_The request:_
Reproduce the entries in full, with no changes.

_Material for this task:_

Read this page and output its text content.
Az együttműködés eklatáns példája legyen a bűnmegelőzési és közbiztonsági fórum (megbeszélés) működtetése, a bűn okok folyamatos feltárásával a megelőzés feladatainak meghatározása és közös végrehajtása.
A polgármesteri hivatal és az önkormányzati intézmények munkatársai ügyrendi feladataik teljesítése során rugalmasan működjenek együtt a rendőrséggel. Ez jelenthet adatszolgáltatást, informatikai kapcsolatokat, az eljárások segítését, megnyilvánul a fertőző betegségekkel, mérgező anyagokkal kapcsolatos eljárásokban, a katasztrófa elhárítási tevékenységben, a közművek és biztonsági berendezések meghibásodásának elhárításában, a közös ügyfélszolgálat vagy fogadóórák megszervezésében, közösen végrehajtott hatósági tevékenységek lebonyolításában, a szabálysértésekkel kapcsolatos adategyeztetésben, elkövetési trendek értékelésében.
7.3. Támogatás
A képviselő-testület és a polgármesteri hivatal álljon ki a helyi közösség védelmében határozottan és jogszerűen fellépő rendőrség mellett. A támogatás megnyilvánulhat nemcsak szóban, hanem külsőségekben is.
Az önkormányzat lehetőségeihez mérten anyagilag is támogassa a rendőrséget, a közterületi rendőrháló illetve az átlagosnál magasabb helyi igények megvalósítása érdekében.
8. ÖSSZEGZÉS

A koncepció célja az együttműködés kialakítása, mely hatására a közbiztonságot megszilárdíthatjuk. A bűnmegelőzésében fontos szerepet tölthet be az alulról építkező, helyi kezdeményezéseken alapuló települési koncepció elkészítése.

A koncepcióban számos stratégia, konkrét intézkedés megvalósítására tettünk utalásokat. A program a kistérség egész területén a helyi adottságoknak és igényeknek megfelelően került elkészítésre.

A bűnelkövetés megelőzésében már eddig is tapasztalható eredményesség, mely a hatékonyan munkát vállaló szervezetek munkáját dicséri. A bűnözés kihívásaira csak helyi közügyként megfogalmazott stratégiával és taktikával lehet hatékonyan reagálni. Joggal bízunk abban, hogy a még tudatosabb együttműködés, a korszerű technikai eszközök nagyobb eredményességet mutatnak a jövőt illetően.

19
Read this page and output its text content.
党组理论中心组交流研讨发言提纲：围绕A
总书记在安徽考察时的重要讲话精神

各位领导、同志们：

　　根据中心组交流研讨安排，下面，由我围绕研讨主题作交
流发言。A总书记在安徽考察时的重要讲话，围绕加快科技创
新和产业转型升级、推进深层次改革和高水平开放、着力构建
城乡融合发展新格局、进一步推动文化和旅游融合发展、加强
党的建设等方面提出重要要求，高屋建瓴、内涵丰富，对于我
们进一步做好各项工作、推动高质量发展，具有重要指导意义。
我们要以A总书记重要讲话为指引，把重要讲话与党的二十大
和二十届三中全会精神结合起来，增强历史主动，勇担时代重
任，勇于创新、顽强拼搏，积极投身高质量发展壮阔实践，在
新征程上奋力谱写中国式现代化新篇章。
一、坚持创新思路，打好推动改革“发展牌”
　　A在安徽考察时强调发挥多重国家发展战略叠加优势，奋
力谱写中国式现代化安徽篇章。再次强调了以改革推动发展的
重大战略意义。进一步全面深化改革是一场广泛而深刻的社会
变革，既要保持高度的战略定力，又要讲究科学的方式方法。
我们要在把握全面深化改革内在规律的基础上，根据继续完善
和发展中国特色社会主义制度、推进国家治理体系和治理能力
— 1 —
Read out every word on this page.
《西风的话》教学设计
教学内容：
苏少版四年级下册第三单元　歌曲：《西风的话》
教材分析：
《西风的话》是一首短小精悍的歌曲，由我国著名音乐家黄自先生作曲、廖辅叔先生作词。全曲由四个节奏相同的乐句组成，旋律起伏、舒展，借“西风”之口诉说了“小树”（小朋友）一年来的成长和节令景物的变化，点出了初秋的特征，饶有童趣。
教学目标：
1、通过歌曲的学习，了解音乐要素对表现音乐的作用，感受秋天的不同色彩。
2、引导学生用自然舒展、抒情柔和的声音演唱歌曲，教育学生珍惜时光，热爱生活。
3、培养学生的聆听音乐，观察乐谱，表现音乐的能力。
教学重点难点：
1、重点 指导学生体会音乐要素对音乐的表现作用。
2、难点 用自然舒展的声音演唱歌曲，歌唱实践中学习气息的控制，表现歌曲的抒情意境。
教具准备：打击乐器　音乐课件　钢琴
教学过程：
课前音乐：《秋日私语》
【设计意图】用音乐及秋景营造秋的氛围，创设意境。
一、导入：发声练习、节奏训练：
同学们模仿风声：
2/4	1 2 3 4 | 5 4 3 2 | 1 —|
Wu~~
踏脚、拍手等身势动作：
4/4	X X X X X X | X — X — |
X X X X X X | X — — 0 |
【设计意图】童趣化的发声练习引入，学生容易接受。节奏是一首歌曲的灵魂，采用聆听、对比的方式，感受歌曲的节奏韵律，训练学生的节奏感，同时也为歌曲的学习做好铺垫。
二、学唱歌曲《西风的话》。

_Task response:_
Read this page and output its text content.
Az együttműködés eklatáns példája legyen a bűnmegelőzési és közbiztonsági fórum (megbeszélés) működtetése, a bűn okok folyamatos feltárásával a megelőzés feladatainak meghatározása és közös végrehajtása.
A polgármesteri hivatal és az önkormányzati intézmények munkatársai ügyrendi feladataik teljesítése során rugalmasan működjenek együtt a rendőrséggel. Ez jelenthet adatszolgáltatást, informatikai kapcsolatokat, az eljárások segítését, megnyilvánul a fertőző betegségekkel, mérgező anyagokkal kapcsolatos eljárásokban, a katasztrófa elhárítási tevékenységben, a közművek és biztonsági berendezések meghibásodásának elhárításában, a közös ügyfélszolgálat vagy fogadóórák megszervezésében, közösen végrehajtott hatósági tevékenységek lebonyolításában, a szabálysértésekkel kapcsolatos adategyeztetésben, elkövetési trendek értékelésében.
7.3. Támogatás
A képviselő-testület és a polgármesteri hivatal álljon ki a helyi közösség védelmében határozottan és jogszerűen fellépő rendőrség mellett. A támogatás megnyilvánulhat nemcsak szóban, hanem külsőségekben is.
Az önkormányzat lehetőségeihez mérten anyagilag is támogassa a rendőrséget, a közterületi rendőrháló illetve az átlagosnál magasabb helyi igények megvalósítása érdekében.
8. ÖSSZEGZÉS

A koncepció célja az együttműködés kialakítása, mely hatására a közbiztonságot megszilárdíthatjuk. A bűnmegelőzésében fontos szerepet tölthet be az alulról építkező, helyi kezdeményezéseken alapuló települési koncepció elkészítése.

A koncepcióban számos stratégia, konkrét intézkedés megvalósítására tettünk utalásokat. A program a kistérség egész területén a helyi adottságoknak és igényeknek megfelelően került elkészítésre.

A bűnelkövetés megelőzésében már eddig is tapasztalható eredményesség, mely a hatékonyan munkát vállaló szervezetek munkáját dicséri. A bűnözés kihívásaira csak helyi közügyként megfogalmazott stratégiával és taktikával lehet hatékonyan reagálni. Joggal bízunk abban, hogy a még tudatosabb együttműködés, a korszerű technikai eszközök nagyobb eredményességet mutatnak a jövőt illetően.

19
Read this page and output its text content.
党组理论中心组交流研讨发言提纲：围绕A
总书记在安徽考察时的重要讲话精神

各位领导、同志们：

　　根据中心组交流研讨安排，下面，由我围绕研讨主题作交
流发言。A总书记在安徽考察时的重要讲话，围绕加快科技创
新和产业转型升级、推进深层次改革和高水平开放、着力构建
城乡融合发展新格局、进一步推动文化和旅游融合发展、加强
党的建设等方面提出重要要求，高屋建瓴、内涵丰富，对于我
们进一步做好各项工作、推动高质量发展，具有重要指导意义。
我们要以A总书记重要讲话为指引，把重要讲话与党的二十大
和二十届三中全会精神结合起来，增强历史主动，勇担时代重
任，勇于创新、顽强拼搏，积极投身高质量发展壮阔实践，在
新征程上奋力谱写中国式现代化新篇章。
一、坚持创新思路，打好推动改革“发展牌”
　　A在安徽考察时强调发挥多重国家发展战略叠加优势，奋
力谱写中国式现代化安徽篇章。再次强调了以改革推动发展的
重大战略意义。进一步全面深化改革是一场广泛而深刻的社会
变革，既要保持高度的战略定力，又要讲究科学的方式方法。
我们要在把握全面深化改革内在规律的基础上，根据继续完善
和发展中国特色社会主义制度、推进国家治理体系和治理能力
— 1 —
Read out every word on this page.
《西风的话》教学设计
教学内容：
苏少版四年级下册第三单元　歌曲：《西风的话》
教材分析：
《西风的话》是一首短小精悍的歌曲，由我国著名音乐家黄自先生作曲、廖辅叔先生作词。全曲由四个节奏相同的乐句组成，旋律起伏、舒展，借“西风”之口诉说了“小树”（小朋友）一年来的成长和节令景物的变化，点出了初秋的特征，饶有童趣。
教学目标：
1、通过歌曲的学习，了解音乐要素对表现音乐的作用，感受秋天的不同色彩。
2、引导学生用自然舒展、抒情柔和的声音演唱歌曲，教育学生珍惜时光，热爱生活。
3、培养学生的聆听音乐，观察乐谱，表现音乐的能力。
教学重点难点：
1、重点 指导学生体会音乐要素对音乐的表现作用。
2、难点 用自然舒展的声音演唱歌曲，歌唱实践中学习气息的控制，表现歌曲的抒情意境。
教具准备：打击乐器　音乐课件　钢琴
教学过程：
课前音乐：《秋日私语》
【设计意图】用音乐及秋景营造秋的氛围，创设意境。
一、导入：发声练习、节奏训练：
同学们模仿风声：
2/4	1 2 3 4 | 5 4 3 2 | 1 —|
Wu~~
踏脚、拍手等身势动作：
4/4	X X X X X X | X — X — |
X X X X X X | X — — 0 |
【设计意图】童趣化的发声练习引入，学生容易接受。节奏是一首歌曲的灵魂，采用聆听、对比的方式，感受歌曲的节奏韵律，训练学生的节奏感，同时也为歌曲的学习做好铺垫。
二、学唱歌曲《西风的话》。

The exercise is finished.